DIRECTION:
Determine how many lines include "will". Give the number and nothing else.

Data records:
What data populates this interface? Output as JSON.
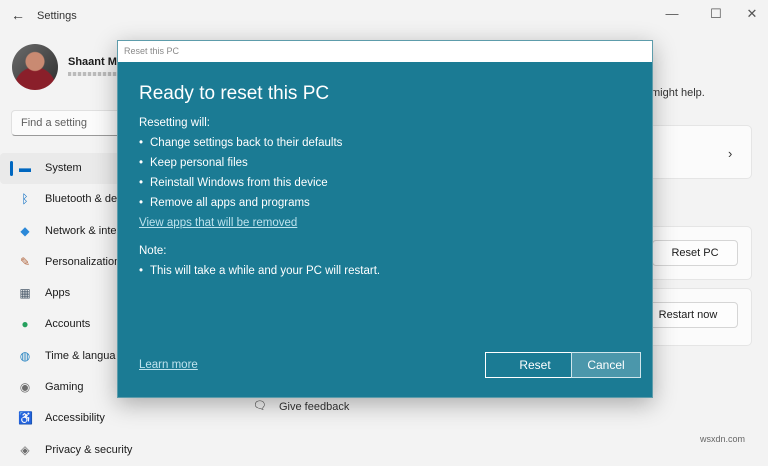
{
  "window": {
    "title": "Settings",
    "back_glyph": "←",
    "min_glyph": "—",
    "max_glyph": "☐",
    "close_glyph": "✕"
  },
  "profile": {
    "name": "Shaant M"
  },
  "search": {
    "placeholder": "Find a setting"
  },
  "nav": {
    "items": [
      {
        "label": "System",
        "icon": "monitor-icon",
        "glyph": "▬",
        "color": "#0067c0"
      },
      {
        "label": "Bluetooth & de",
        "icon": "bluetooth-icon",
        "glyph": "ᛒ",
        "color": "#0067c0"
      },
      {
        "label": "Network & inte",
        "icon": "wifi-icon",
        "glyph": "◆",
        "color": "#2b88d8"
      },
      {
        "label": "Personalization",
        "icon": "brush-icon",
        "glyph": "✎",
        "color": "#b0643c"
      },
      {
        "label": "Apps",
        "icon": "apps-icon",
        "glyph": "▦",
        "color": "#4a5a6a"
      },
      {
        "label": "Accounts",
        "icon": "person-icon",
        "glyph": "●",
        "color": "#25a05d"
      },
      {
        "label": "Time & langua",
        "icon": "globe-icon",
        "glyph": "◍",
        "color": "#1f7fbf"
      },
      {
        "label": "Gaming",
        "icon": "gamepad-icon",
        "glyph": "◉",
        "color": "#6d6d6d"
      },
      {
        "label": "Accessibility",
        "icon": "accessibility-icon",
        "glyph": "♿",
        "color": "#1f6fbf"
      },
      {
        "label": "Privacy & security",
        "icon": "shield-icon",
        "glyph": "◈",
        "color": "#6d6d6d"
      }
    ]
  },
  "panel": {
    "help_text": "might help.",
    "chevron": "›",
    "reset_pc_label": "Reset PC",
    "restart_now_label": "Restart now",
    "feedback_label": "Give feedback"
  },
  "dialog": {
    "title": "Reset this PC",
    "heading": "Ready to reset this PC",
    "resetting_will": "Resetting will:",
    "bullets": [
      "Change settings back to their defaults",
      "Keep personal files",
      "Reinstall Windows from this device",
      "Remove all apps and programs"
    ],
    "view_apps_link": "View apps that will be removed",
    "note_label": "Note:",
    "note_bullets": [
      "This will take a while and your PC will restart."
    ],
    "learn_more_link": "Learn more",
    "reset_button": "Reset",
    "cancel_button": "Cancel"
  },
  "watermark": "wsxdn.com",
  "colors": {
    "dialog_bg": "#1b7b94",
    "accent": "#0067c0"
  }
}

WRITTEN RESPONSE:
3